Material to process =
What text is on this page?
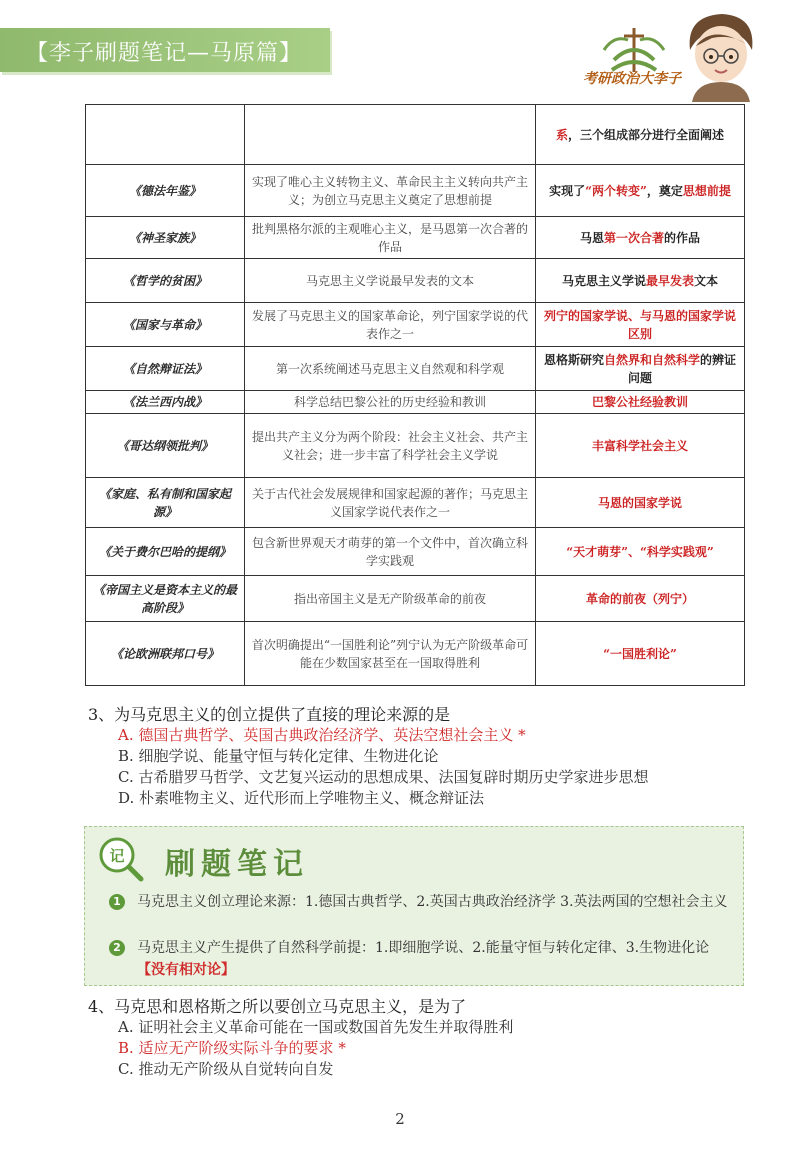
【李子刷题笔记—马原篇】
考研政治大李子
		系，三个组成部分进行全面阐述
《德法年鉴》	实现了唯心主义转物主义、革命民主主义转向共产主义；为创立马克思主义奠定了思想前提	实现了“两个转变”，奠定思想前提
《神圣家族》	批判黑格尔派的主观唯心主义，是马恩第一次合著的作品	马恩第一次合著的作品
《哲学的贫困》	马克思主义学说最早发表的文本	马克思主义学说最早发表文本
《国家与革命》	发展了马克思主义的国家革命论，列宁国家学说的代表作之一	列宁的国家学说、与马恩的国家学说区别
《自然辩证法》	第一次系统阐述马克思主义自然观和科学观	恩格斯研究自然界和自然科学的辨证问题
《法兰西内战》	科学总结巴黎公社的历史经验和教训	巴黎公社经验教训
《哥达纲领批判》	提出共产主义分为两个阶段：社会主义社会、共产主义社会；进一步丰富了科学社会主义学说	丰富科学社会主义
《家庭、私有制和国家起源》	关于古代社会发展规律和国家起源的著作；马克思主义国家学说代表作之一	马恩的国家学说
《关于费尔巴哈的提纲》	包含新世界观天才萌芽的第一个文件中，首次确立科学实践观	“天才萌芽”、“科学实践观”
《帝国主义是资本主义的最高阶段》	指出帝国主义是无产阶级革命的前夜	革命的前夜（列宁）
《论欧洲联邦口号》	首次明确提出“一国胜利论”列宁认为无产阶级革命可能在少数国家甚至在一国取得胜利	“一国胜利论”
3、为马克思主义的创立提供了直接的理论来源的是
A. 德国古典哲学、英国古典政治经济学、英法空想社会主义 *
B. 细胞学说、能量守恒与转化定律、生物进化论
C. 古希腊罗马哲学、文艺复兴运动的思想成果、法国复辟时期历史学家进步思想
D. 朴素唯物主义、近代形而上学唯物主义、概念辩证法
记 刷题笔记
1 马克思主义创立理论来源：1.德国古典哲学、2.英国古典政治经济学 3.英法两国的空想社会主义
2 马克思主义产生提供了自然科学前提：1.即细胞学说、2.能量守恒与转化定律、3.生物进化论【没有相对论】
4、马克思和恩格斯之所以要创立马克思主义，是为了
A. 证明社会主义革命可能在一国或数国首先发生并取得胜利
B. 适应无产阶级实际斗争的要求 *
C. 推动无产阶级从自觉转向自发
2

Stated goal = Filter lines by "德国古典哲学" and return each hit.

Result below =
A. 德国古典哲学、英国古典政治经济学、英法空想社会主义 *
1 马克思主义创立理论来源：1.德国古典哲学、2.英国古典政治经济学 3.英法两国的空想社会主义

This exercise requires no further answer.